• _Text extract_:
The $2.3 billion technological marvel, the Las Vegas Sphere, opened Friday, 29 September 2023. It’s 112 meters (m) (366 ft) high and 157 m (516 ft) wide at its broadest point. It’s the largest spherical building in the world at 81,300 m2 (875,000 ft2). It includes seating for 18,600 people, and all seats have high-speed internet access. Haptic technology is incorporated into 10,000 of the venue’s seats.
This initial FAQ begins with a look at the magnitude of the Sphere and considers some of the mathematical tools used to produce massive immersive environments. Other FAQs in the series look at the wide range of advanced technologies needed to create the Sphere, including the 16K immersive display, infrasonics, haptics and 4D effects, spatial audio, and how the content is created.
The Sphere’s interior has a 15,000 m2 (160,000 ft2, 4 acre) 16K resolution wraparound LED screen with over 170 million pixels. It’s claimed to be the world’s largest and highest-resolution LED screen. The exterior has 54,000 m2 (580,000 ft2, 13 acres) of additional LED display space (Figure 1).
The Sphere features a spatial audio system using beamforming and wave field synthesis technologies. The sound system includes 1,600 speaker arrays installed behind the LED panels, along with 300 mobile modules with 167,000 speaker drivers controlled by a massive computer-controlled concert-grade audio system. With that many speakers, individual beams of sound can be directed to multiple locations in the venue simultaneously. The sound system also can deliver sound through the floorboards. In addition to haptics, 4D features (additional sensory inputs), including scent and wind, can be used.

• _Provided data_:
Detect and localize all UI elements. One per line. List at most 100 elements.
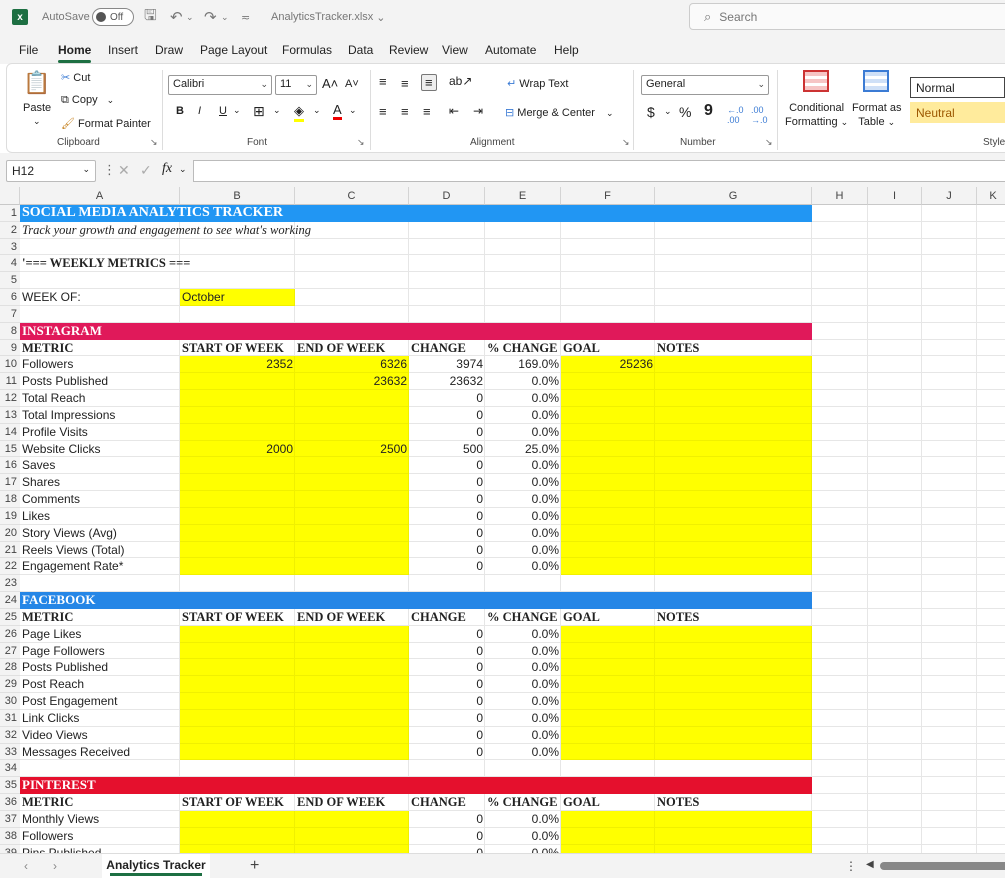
cell-c10[interactable]: 6326 [295, 356, 409, 373]
row-header[interactable]: 11 [0, 373, 20, 391]
cell-f10[interactable]: 25236 [561, 356, 655, 373]
cell[interactable] [655, 356, 812, 374]
copy-button[interactable]: ⧉ Copy ⌄ [61, 94, 114, 107]
column-label[interactable]: CHANGE [409, 609, 485, 626]
cell-b10[interactable]: 2352 [180, 356, 295, 373]
cell[interactable] [655, 423, 812, 441]
column-label[interactable]: GOAL [561, 794, 655, 811]
cell[interactable] [561, 760, 655, 778]
cell[interactable] [868, 373, 922, 391]
number-format-select[interactable]: General ⌄ [641, 75, 769, 95]
cell[interactable] [812, 305, 868, 323]
row-header[interactable]: 35 [0, 777, 20, 795]
cell[interactable] [561, 474, 655, 492]
cell-a17[interactable]: Shares [20, 474, 180, 491]
cell[interactable] [812, 440, 868, 458]
cell[interactable] [561, 440, 655, 458]
cell[interactable] [868, 474, 922, 492]
cell[interactable] [655, 592, 812, 609]
cell[interactable] [561, 642, 655, 660]
cell[interactable] [922, 373, 977, 391]
cell-e16[interactable]: 0.0% [485, 457, 561, 474]
cell[interactable] [561, 575, 655, 593]
cell[interactable] [561, 676, 655, 694]
cell-d38[interactable]: 0 [409, 828, 485, 845]
row-header[interactable]: 6 [0, 289, 20, 306]
cell[interactable] [977, 575, 1005, 593]
cell[interactable] [655, 238, 812, 256]
cell[interactable] [180, 726, 295, 744]
menu-page-layout[interactable]: Page Layout [200, 43, 267, 57]
cell-a28[interactable]: Posts Published [20, 659, 180, 676]
row-header[interactable]: 25 [0, 608, 20, 626]
cell-a16[interactable]: Saves [20, 457, 180, 474]
cell[interactable] [922, 322, 977, 340]
cell[interactable] [922, 608, 977, 626]
cell[interactable] [655, 659, 812, 677]
cell[interactable] [868, 221, 922, 239]
cell[interactable] [977, 777, 1005, 795]
column-header-b[interactable]: B [180, 187, 295, 205]
cell[interactable] [655, 406, 812, 424]
cell[interactable] [868, 794, 922, 811]
alignment-launcher-icon[interactable]: ↘ [622, 137, 630, 148]
cell[interactable] [561, 289, 655, 306]
cell[interactable] [180, 743, 295, 761]
cell[interactable] [868, 205, 922, 222]
cell-e20[interactable]: 0.0% [485, 525, 561, 542]
cell-b6[interactable]: October [180, 289, 295, 306]
row-header[interactable]: 28 [0, 659, 20, 677]
cell[interactable] [655, 221, 812, 239]
cell-d22[interactable]: 0 [409, 558, 485, 575]
cell[interactable] [977, 255, 1005, 273]
cell-d19[interactable]: 0 [409, 508, 485, 525]
cell[interactable] [655, 507, 812, 525]
cell[interactable] [409, 322, 485, 340]
column-header-i[interactable]: I [868, 187, 922, 205]
cell[interactable] [812, 491, 868, 508]
undo-dropdown-icon[interactable]: ⌄ [186, 0, 194, 34]
currency-dropdown-icon[interactable]: ⌄ [664, 106, 672, 117]
name-box[interactable]: H12 ⌄ [6, 160, 96, 182]
cell[interactable] [655, 390, 812, 407]
cell[interactable] [977, 828, 1005, 845]
cell[interactable] [485, 238, 561, 256]
cell[interactable] [922, 440, 977, 458]
cell[interactable] [922, 305, 977, 323]
cell[interactable] [922, 406, 977, 424]
cell-e13[interactable]: 0.0% [485, 407, 561, 424]
save-icon[interactable]: 🖫 [144, 0, 157, 34]
cell[interactable] [655, 373, 812, 391]
number-launcher-icon[interactable]: ↘ [765, 137, 773, 148]
cell[interactable] [977, 424, 1005, 441]
spreadsheet-grid[interactable]: A B C D E F G H I J K 1 SOCIAL MEDIA ANALYTICS TRACK… [0, 187, 1005, 853]
cell[interactable] [868, 440, 922, 458]
cell[interactable] [812, 322, 868, 340]
cell[interactable] [922, 491, 977, 508]
row-header[interactable]: 24 [0, 592, 20, 609]
cell[interactable] [20, 238, 180, 256]
cell[interactable] [561, 390, 655, 407]
wrap-text-button[interactable]: ↵ Wrap Text [507, 77, 568, 90]
row-header[interactable]: 20 [0, 524, 20, 542]
cell[interactable] [922, 659, 977, 677]
cell-e15[interactable]: 25.0% [485, 441, 561, 458]
row-header[interactable]: 21 [0, 541, 20, 559]
cell[interactable] [922, 625, 977, 643]
search-box[interactable]: ⌕ Search [689, 3, 1005, 30]
column-header-e[interactable]: E [485, 187, 561, 205]
cell[interactable] [295, 844, 409, 853]
cell[interactable] [812, 390, 868, 407]
menu-insert[interactable]: Insert [108, 43, 138, 57]
cell[interactable] [295, 524, 409, 542]
cell[interactable] [812, 743, 868, 761]
underline-dropdown-icon[interactable]: ⌄ [233, 105, 241, 116]
cell[interactable] [977, 441, 1005, 458]
row-header[interactable]: 10 [0, 356, 20, 374]
insert-function-button[interactable]: fx [162, 161, 172, 177]
cell[interactable] [812, 221, 868, 239]
column-label[interactable]: END OF WEEK [295, 794, 409, 811]
cell[interactable] [868, 507, 922, 525]
more-options-icon[interactable]: ⋮ [103, 162, 116, 178]
cell[interactable] [655, 760, 812, 778]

• _Objectives_:
[a] Quote the stretch of the Las Vegas Sphere text from "The Sphere features" through "can be used.".
[b] Write what comes next in the text about the Las Vegas Sphere, starting after its last sentence.
The rows are not needed here.

• _In response_:
[a]
The Sphere features a spatial audio system using beamforming and wave field synthesis technologies. The sound system includes 1,600 speaker arrays installed behind the LED panels, along with 300 mobile modules with 167,000 speaker drivers controlled by a massive computer-controlled concert-grade audio system. With that many speakers, individual beams of sound can be directed to multiple locations in the venue simultaneously. The sound system also can deliver sound through the floorboards. In addition to haptics, 4D features (additional sensory inputs), including scent and wind, can be used.

[b]
The Sphere website lists two dozen mathematical elements that helped inform and guide the design process for the immersive audio, video, haptic, and 4D effects. The following are a few examples:
Wave field synthesis and Huygens-Fresnel
Wave field synthesis (WFS) is a key technology used to deliver an optimal audio experience to the entire audience in the Sphere. With a conventional loudspeaker system, even with surround sound, optimal sound quality is limited to specific groups of seats, the so-called sweet spot. WFS can deliver lifelike immersive sounds across the entire audience; every audience member gets a tremendous audio experience regardless of where they are sitting.
The Huygens-Fresnel Principle is a key. It describes how sound waves propagate and combine into new wave forms. WFS can be used to produce artificial wavefronts that are synthesized with many individually driven loudspeakers (Figure 2). In the Sphere there are 167,000 individually amplified loudspeaker drivers, controlled by a massive computer-controlled concert-grade audio system. With that many speakers, individual beams of sound can be directed to multiple locations in the venue simultaneously.
More sound math
The Helmholtz-Kirchhoff Integral helps keep the Sphere’s sound crystal clear. It was originally developed to study the scattering of acoustic waves in applications like sonar. It is now being applied in the Sphere to account for and control sound scattering that can otherwise cause a ‘mushy’ audio experience for some seats.
The Kirchhoff Integral Theorem describes a surface integral that can be used to calculate the solution of the homogeneous scalar wave equation at an arbitrary point in space. This theorem is important for the Sphere’s audio beamforming technology.
4D effects and infrasonics
The Navier-Stokes Equations can describe the conservation of mass and momentum balance for Newtonian fluids. They are used to model ocean currents, air flowing around an aircraft wing, blood flowing in a vein, and similar physical phenomena. In the Sphere, they control 4D effects like the distribution of fog to create atmospheric reimaging and immersive otherworldly effects.
The (two-way) Wave Equation is a second-order linear partial differential equation for describing waves or standing wave fields like sound. In the Sphere, a first-order one-way approximation of the wave equation that’s much easier to calculate is used to program and control the infrasonic haptics and audio systems. The system simulates 4D effects from smells to shifts in gravity.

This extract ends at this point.